-- BEGIN --
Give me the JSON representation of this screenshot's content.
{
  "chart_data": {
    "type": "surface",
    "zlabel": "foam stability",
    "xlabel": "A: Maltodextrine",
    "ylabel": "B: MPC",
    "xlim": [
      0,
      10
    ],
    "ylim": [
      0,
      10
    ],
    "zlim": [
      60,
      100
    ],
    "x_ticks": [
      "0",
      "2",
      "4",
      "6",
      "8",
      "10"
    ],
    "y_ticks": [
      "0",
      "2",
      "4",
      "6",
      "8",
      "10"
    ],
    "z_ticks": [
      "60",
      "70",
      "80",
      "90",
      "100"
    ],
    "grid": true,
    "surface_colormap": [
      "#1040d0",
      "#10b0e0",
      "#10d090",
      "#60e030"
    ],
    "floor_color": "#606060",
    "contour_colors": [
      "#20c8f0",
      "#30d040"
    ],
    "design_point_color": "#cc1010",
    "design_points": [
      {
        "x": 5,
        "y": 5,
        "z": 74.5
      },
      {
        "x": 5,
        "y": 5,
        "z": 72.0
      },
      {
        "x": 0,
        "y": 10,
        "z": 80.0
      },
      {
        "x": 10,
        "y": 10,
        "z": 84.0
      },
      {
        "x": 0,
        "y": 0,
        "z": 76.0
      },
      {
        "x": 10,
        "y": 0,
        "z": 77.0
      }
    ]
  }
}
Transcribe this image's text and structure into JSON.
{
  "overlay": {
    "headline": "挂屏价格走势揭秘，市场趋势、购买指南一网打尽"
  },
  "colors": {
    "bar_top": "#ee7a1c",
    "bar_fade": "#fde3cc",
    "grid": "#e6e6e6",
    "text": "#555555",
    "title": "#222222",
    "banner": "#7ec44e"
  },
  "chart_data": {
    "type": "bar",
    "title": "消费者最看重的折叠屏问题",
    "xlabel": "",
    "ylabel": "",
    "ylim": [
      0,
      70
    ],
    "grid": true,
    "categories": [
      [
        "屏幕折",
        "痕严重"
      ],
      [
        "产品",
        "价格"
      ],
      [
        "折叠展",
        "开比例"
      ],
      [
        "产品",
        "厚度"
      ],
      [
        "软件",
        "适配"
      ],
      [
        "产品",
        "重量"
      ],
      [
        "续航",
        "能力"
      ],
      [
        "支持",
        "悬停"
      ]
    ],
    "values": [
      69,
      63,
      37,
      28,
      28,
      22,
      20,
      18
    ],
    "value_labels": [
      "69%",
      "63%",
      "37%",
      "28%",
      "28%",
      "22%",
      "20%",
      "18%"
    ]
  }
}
-- END --
# STATED TASK
Pick out each line containing the string "this" and copy it.

# RESPONSE BELOW
Give me the JSON representation of this screenshot's content.
Transcribe this image's text and structure into JSON.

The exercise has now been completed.